INSTRUCTION A:
In the passage on the Desirability Index of proprietary games, roughly what Desirability Index made a game decent for ordinary blackjack card counting?
INSTRUCTION B:
Carry on the passage on the Desirability Index of proprietary games from the point where it stops.

The Desirability Index of Proprietary Games

Back in the days when I haunted bj21.com (Stanford Wong’s blackjack website), members often discussed the quality of various blackjack games on the “Green Chip” message boards. One of the numbers that was frequently thrown around was Donald Schlesinger’s “Desirability Index” (DI). Roughly, games with a DI of about 6 or higher were considered to be decent for ordinary blackjack card counting. It was very rare to find a card counting opportunity with a DI greater than 12. Moreover, those games were usually accompanied by cautions that they were being watched very carefully.

In many of these discussions, we endlessly dissected nuanced improvements to various blackjack card counting methodologies. Then out of the blue, an advanced advantage player would join one of our discussions, telling us that he was getting DI’s of 50 and higher. Of course, there was disbelief and mockery. We all knew such a number was surely impossible. We quickly concluded that the poster was an imposter and a troll. Many threads degraded into name calling, threats and intimidation as Godwin’s Law 34 reared its ugly head.

In Exhibit CAA, page 389, James Grosjean wrote,

On Internet forums, rookies are often intimidated by so-called experts. Some of these so- called experts write books, which are then praised by other so-called experts. Somewhere it is forgotten that many of these authors are not professional players, and never were. The gap between top casino pros (many of whom no longer participate in Internet forums) and the card-counting subscribers to Stanford Wong’s ‘Green Chip’ forum is greater than the gap between those subscribers and the average gambler.

RAW DATA:
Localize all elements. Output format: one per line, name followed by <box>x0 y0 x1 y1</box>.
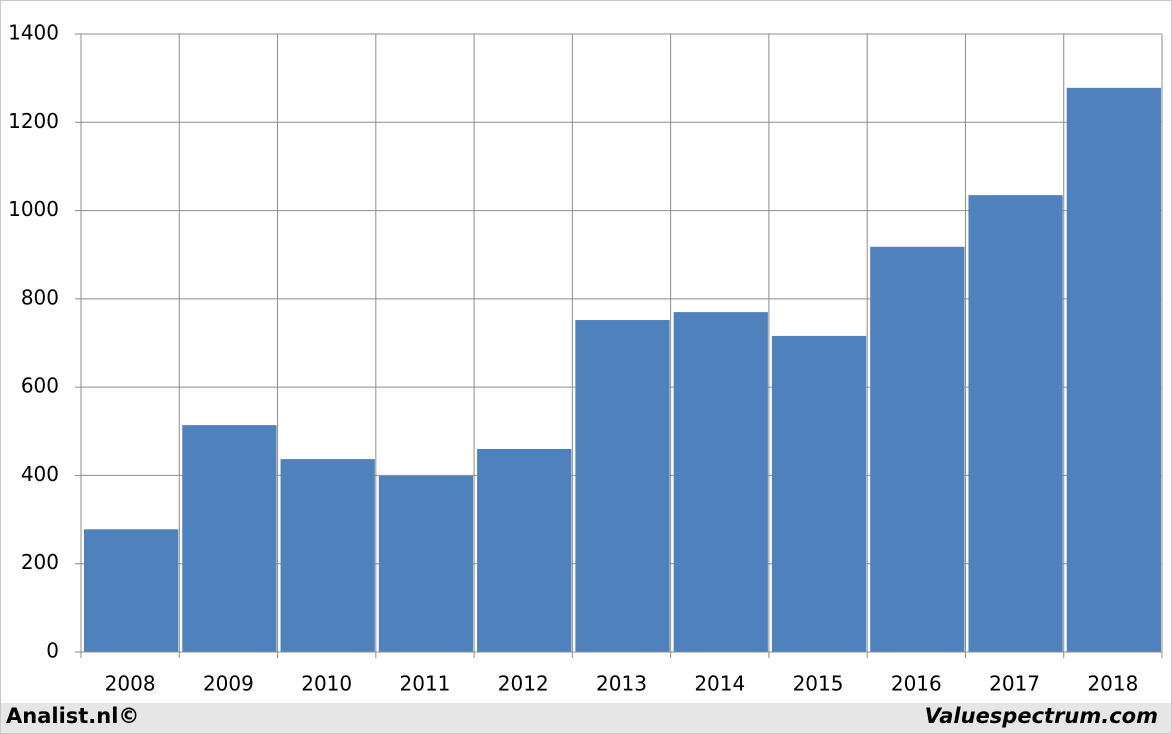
==
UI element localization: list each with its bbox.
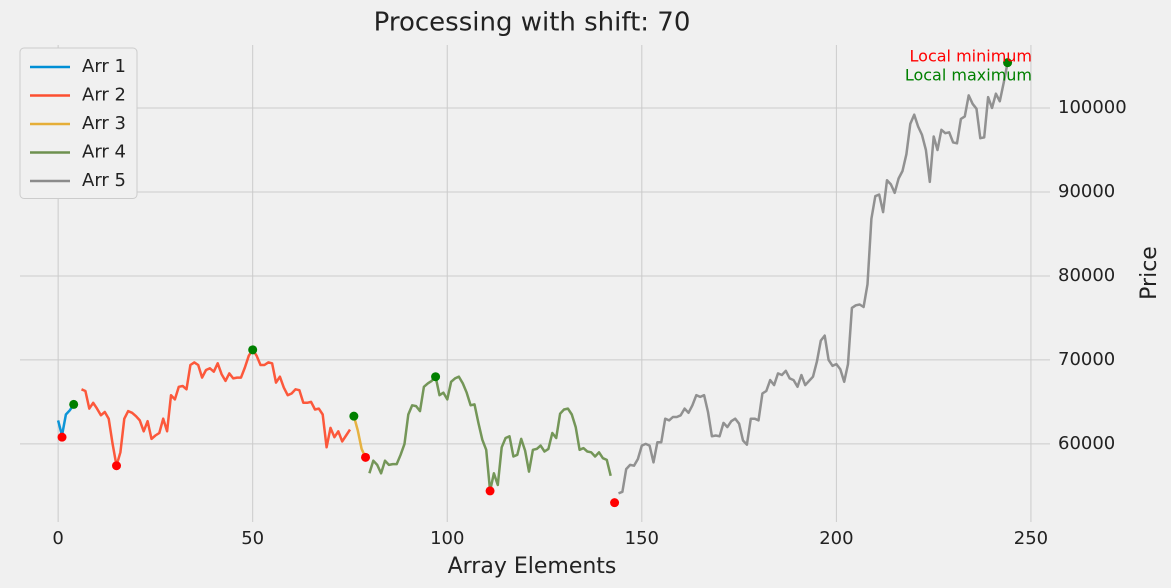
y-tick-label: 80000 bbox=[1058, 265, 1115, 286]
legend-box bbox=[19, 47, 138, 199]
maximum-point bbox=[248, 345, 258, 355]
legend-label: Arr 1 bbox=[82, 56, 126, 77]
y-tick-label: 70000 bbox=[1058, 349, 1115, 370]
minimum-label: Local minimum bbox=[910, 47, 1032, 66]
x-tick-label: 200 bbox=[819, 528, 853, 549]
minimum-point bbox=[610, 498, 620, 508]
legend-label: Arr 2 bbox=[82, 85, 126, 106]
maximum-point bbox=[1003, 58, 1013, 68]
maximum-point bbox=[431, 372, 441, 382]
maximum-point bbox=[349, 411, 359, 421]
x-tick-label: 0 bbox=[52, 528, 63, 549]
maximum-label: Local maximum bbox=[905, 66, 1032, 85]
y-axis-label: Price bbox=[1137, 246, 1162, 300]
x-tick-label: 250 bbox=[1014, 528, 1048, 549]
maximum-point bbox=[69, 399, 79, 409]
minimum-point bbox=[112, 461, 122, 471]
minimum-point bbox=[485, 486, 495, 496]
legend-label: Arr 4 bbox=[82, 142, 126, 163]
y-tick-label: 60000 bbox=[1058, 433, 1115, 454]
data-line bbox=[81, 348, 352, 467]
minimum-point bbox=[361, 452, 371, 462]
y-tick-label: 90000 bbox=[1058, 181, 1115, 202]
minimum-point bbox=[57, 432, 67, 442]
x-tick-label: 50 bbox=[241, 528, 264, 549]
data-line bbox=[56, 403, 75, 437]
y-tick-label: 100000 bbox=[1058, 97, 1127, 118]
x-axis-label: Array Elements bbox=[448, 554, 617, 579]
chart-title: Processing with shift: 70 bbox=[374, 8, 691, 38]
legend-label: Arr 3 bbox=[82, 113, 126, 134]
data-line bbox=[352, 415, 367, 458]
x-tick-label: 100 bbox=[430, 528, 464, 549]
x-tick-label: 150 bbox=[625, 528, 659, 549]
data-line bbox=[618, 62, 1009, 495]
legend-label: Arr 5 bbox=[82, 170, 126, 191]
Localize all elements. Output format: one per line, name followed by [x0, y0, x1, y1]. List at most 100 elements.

EXERCISE ANSWER A:
A Desirability Index of about 6 or higher.

EXERCISE ANSWER B:
Now I find myself on the other side of this equation. I work in an industry that is obsessed over blackjack card counting and I am often the bully. Few on the floor understand that opportunities of this magnitude might exist; that games can be beaten this badly.  But DI’s can reach astronomical heights. In Chapter 50, I showed that there are several blackjack side bets with DI’s above 20. In Chapter 87, I showed that the Natural 8/9 side bet in baccarat has a DI above 20. But to climb even higher, to enter the stratosphere of DI’s, the AP must take the next step and move beyond card counting, on to hole-card play, edge sorting and other advanced methods.

Before continuing, I am going to take a time out to review the definition of DI and to introduce a new number, N_0.

Here is Donald Schlesinger’s definition of DI:

… for the play all game, to be equal to one thousand times (for convenience of expression) the ratio of that game’s per-hand win rate to the per-hand standard deviation.

Let EV denote the expected value for one hand. This is simply the edge the AP has over the house. Let SD denote the standard deviation for one hand. The value of SD gives a measure of the volatility of the game. Then, for a game where the AP is playing every hand, the value of DI is given by:

DI = 1000x(EV/SD).

For games that are not “play all,” like card counting a side bet, the formula is:

DI = 100x(EV per 100 hands)/(SD per 100 hands).

Here, “EV per 100 hands” means expected value per 100 hands observed, even if only some of them are played. Likewise for SD per 100 hands.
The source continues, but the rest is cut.